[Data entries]
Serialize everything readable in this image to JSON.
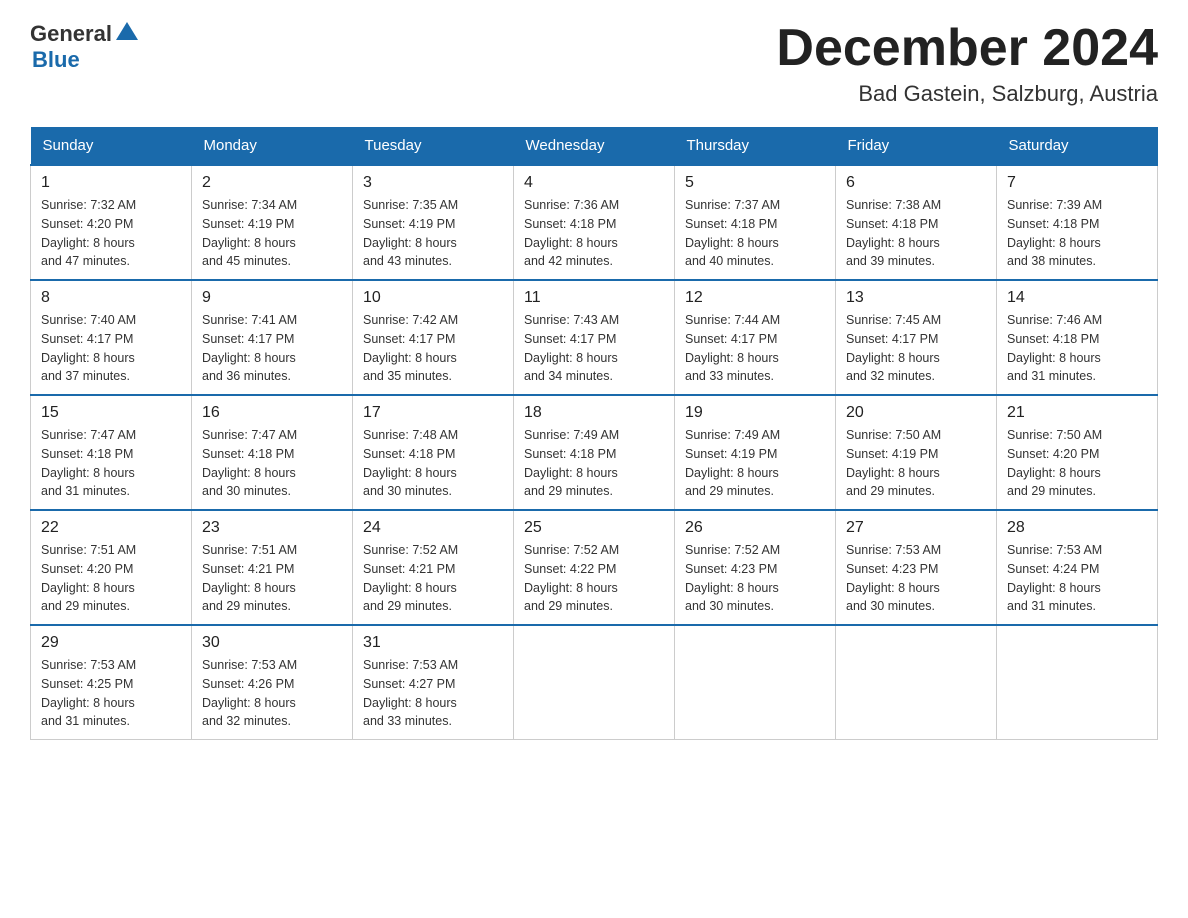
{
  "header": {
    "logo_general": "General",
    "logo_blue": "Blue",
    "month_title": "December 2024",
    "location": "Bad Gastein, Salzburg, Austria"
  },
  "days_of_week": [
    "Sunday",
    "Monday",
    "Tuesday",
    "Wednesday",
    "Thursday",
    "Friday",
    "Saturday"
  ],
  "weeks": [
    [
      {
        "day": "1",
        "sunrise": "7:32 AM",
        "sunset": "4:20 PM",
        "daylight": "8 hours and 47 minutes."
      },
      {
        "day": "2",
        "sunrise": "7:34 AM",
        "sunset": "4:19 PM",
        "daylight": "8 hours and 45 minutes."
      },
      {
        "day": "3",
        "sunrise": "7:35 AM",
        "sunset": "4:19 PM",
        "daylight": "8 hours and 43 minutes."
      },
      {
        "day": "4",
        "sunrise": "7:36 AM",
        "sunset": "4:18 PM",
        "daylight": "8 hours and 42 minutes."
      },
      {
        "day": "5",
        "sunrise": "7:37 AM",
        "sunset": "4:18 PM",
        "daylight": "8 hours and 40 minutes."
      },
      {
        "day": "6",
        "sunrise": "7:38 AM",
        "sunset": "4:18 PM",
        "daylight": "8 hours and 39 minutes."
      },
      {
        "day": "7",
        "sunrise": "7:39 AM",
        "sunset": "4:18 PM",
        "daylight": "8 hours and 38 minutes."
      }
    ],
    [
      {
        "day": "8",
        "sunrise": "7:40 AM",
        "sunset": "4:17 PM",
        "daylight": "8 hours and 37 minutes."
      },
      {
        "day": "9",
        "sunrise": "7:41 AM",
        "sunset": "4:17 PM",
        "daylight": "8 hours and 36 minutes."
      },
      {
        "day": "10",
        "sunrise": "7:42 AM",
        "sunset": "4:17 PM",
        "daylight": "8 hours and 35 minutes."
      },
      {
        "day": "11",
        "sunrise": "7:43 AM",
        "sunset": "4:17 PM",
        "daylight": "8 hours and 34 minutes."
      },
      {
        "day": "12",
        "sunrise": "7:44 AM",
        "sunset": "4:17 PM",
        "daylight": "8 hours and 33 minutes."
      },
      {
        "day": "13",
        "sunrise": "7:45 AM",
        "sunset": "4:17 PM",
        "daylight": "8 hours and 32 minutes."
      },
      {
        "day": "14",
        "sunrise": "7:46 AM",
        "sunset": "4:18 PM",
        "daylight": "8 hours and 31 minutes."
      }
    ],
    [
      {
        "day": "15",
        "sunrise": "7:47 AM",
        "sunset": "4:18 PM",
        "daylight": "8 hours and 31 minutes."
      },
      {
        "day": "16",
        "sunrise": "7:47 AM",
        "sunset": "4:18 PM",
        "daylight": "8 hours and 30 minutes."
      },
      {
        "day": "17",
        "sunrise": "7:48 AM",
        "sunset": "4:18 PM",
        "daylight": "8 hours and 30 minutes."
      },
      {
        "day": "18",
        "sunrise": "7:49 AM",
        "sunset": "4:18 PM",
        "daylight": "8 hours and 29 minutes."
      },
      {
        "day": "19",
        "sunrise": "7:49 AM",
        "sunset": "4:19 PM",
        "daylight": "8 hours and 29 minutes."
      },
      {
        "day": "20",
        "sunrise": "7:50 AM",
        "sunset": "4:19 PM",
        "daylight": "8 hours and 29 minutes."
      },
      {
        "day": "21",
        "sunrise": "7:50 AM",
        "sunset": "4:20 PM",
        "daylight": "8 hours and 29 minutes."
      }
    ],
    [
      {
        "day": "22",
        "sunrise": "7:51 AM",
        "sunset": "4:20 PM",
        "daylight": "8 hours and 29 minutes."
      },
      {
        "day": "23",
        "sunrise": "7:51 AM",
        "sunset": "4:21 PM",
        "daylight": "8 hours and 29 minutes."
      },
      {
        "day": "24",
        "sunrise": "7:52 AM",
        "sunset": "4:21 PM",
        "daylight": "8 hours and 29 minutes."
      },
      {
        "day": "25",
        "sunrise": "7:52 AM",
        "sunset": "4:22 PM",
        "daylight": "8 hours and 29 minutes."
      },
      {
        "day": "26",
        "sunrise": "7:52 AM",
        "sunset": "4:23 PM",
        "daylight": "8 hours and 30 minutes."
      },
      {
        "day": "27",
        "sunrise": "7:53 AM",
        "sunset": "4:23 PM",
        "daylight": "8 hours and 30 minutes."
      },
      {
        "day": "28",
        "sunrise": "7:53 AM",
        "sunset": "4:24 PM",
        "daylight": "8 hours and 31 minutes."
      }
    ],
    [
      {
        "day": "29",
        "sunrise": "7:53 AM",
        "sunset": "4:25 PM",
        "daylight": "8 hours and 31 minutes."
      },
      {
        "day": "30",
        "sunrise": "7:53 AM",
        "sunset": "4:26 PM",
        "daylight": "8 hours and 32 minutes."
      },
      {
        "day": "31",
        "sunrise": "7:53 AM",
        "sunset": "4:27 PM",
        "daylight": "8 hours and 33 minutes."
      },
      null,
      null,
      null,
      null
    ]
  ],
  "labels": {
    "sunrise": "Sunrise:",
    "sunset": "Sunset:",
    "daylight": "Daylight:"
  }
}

Job –
Your task is to transcribe all of the records precisely, with no images included.

Exercise output –
Serialize everything readable in this image to JSON.
{
  "header": {
    "logo_general": "General",
    "logo_blue": "Blue",
    "month_title": "December 2024",
    "location": "Bad Gastein, Salzburg, Austria"
  },
  "days_of_week": [
    "Sunday",
    "Monday",
    "Tuesday",
    "Wednesday",
    "Thursday",
    "Friday",
    "Saturday"
  ],
  "weeks": [
    [
      {
        "day": "1",
        "sunrise": "7:32 AM",
        "sunset": "4:20 PM",
        "daylight": "8 hours and 47 minutes."
      },
      {
        "day": "2",
        "sunrise": "7:34 AM",
        "sunset": "4:19 PM",
        "daylight": "8 hours and 45 minutes."
      },
      {
        "day": "3",
        "sunrise": "7:35 AM",
        "sunset": "4:19 PM",
        "daylight": "8 hours and 43 minutes."
      },
      {
        "day": "4",
        "sunrise": "7:36 AM",
        "sunset": "4:18 PM",
        "daylight": "8 hours and 42 minutes."
      },
      {
        "day": "5",
        "sunrise": "7:37 AM",
        "sunset": "4:18 PM",
        "daylight": "8 hours and 40 minutes."
      },
      {
        "day": "6",
        "sunrise": "7:38 AM",
        "sunset": "4:18 PM",
        "daylight": "8 hours and 39 minutes."
      },
      {
        "day": "7",
        "sunrise": "7:39 AM",
        "sunset": "4:18 PM",
        "daylight": "8 hours and 38 minutes."
      }
    ],
    [
      {
        "day": "8",
        "sunrise": "7:40 AM",
        "sunset": "4:17 PM",
        "daylight": "8 hours and 37 minutes."
      },
      {
        "day": "9",
        "sunrise": "7:41 AM",
        "sunset": "4:17 PM",
        "daylight": "8 hours and 36 minutes."
      },
      {
        "day": "10",
        "sunrise": "7:42 AM",
        "sunset": "4:17 PM",
        "daylight": "8 hours and 35 minutes."
      },
      {
        "day": "11",
        "sunrise": "7:43 AM",
        "sunset": "4:17 PM",
        "daylight": "8 hours and 34 minutes."
      },
      {
        "day": "12",
        "sunrise": "7:44 AM",
        "sunset": "4:17 PM",
        "daylight": "8 hours and 33 minutes."
      },
      {
        "day": "13",
        "sunrise": "7:45 AM",
        "sunset": "4:17 PM",
        "daylight": "8 hours and 32 minutes."
      },
      {
        "day": "14",
        "sunrise": "7:46 AM",
        "sunset": "4:18 PM",
        "daylight": "8 hours and 31 minutes."
      }
    ],
    [
      {
        "day": "15",
        "sunrise": "7:47 AM",
        "sunset": "4:18 PM",
        "daylight": "8 hours and 31 minutes."
      },
      {
        "day": "16",
        "sunrise": "7:47 AM",
        "sunset": "4:18 PM",
        "daylight": "8 hours and 30 minutes."
      },
      {
        "day": "17",
        "sunrise": "7:48 AM",
        "sunset": "4:18 PM",
        "daylight": "8 hours and 30 minutes."
      },
      {
        "day": "18",
        "sunrise": "7:49 AM",
        "sunset": "4:18 PM",
        "daylight": "8 hours and 29 minutes."
      },
      {
        "day": "19",
        "sunrise": "7:49 AM",
        "sunset": "4:19 PM",
        "daylight": "8 hours and 29 minutes."
      },
      {
        "day": "20",
        "sunrise": "7:50 AM",
        "sunset": "4:19 PM",
        "daylight": "8 hours and 29 minutes."
      },
      {
        "day": "21",
        "sunrise": "7:50 AM",
        "sunset": "4:20 PM",
        "daylight": "8 hours and 29 minutes."
      }
    ],
    [
      {
        "day": "22",
        "sunrise": "7:51 AM",
        "sunset": "4:20 PM",
        "daylight": "8 hours and 29 minutes."
      },
      {
        "day": "23",
        "sunrise": "7:51 AM",
        "sunset": "4:21 PM",
        "daylight": "8 hours and 29 minutes."
      },
      {
        "day": "24",
        "sunrise": "7:52 AM",
        "sunset": "4:21 PM",
        "daylight": "8 hours and 29 minutes."
      },
      {
        "day": "25",
        "sunrise": "7:52 AM",
        "sunset": "4:22 PM",
        "daylight": "8 hours and 29 minutes."
      },
      {
        "day": "26",
        "sunrise": "7:52 AM",
        "sunset": "4:23 PM",
        "daylight": "8 hours and 30 minutes."
      },
      {
        "day": "27",
        "sunrise": "7:53 AM",
        "sunset": "4:23 PM",
        "daylight": "8 hours and 30 minutes."
      },
      {
        "day": "28",
        "sunrise": "7:53 AM",
        "sunset": "4:24 PM",
        "daylight": "8 hours and 31 minutes."
      }
    ],
    [
      {
        "day": "29",
        "sunrise": "7:53 AM",
        "sunset": "4:25 PM",
        "daylight": "8 hours and 31 minutes."
      },
      {
        "day": "30",
        "sunrise": "7:53 AM",
        "sunset": "4:26 PM",
        "daylight": "8 hours and 32 minutes."
      },
      {
        "day": "31",
        "sunrise": "7:53 AM",
        "sunset": "4:27 PM",
        "daylight": "8 hours and 33 minutes."
      },
      null,
      null,
      null,
      null
    ]
  ],
  "labels": {
    "sunrise": "Sunrise:",
    "sunset": "Sunset:",
    "daylight": "Daylight:"
  }
}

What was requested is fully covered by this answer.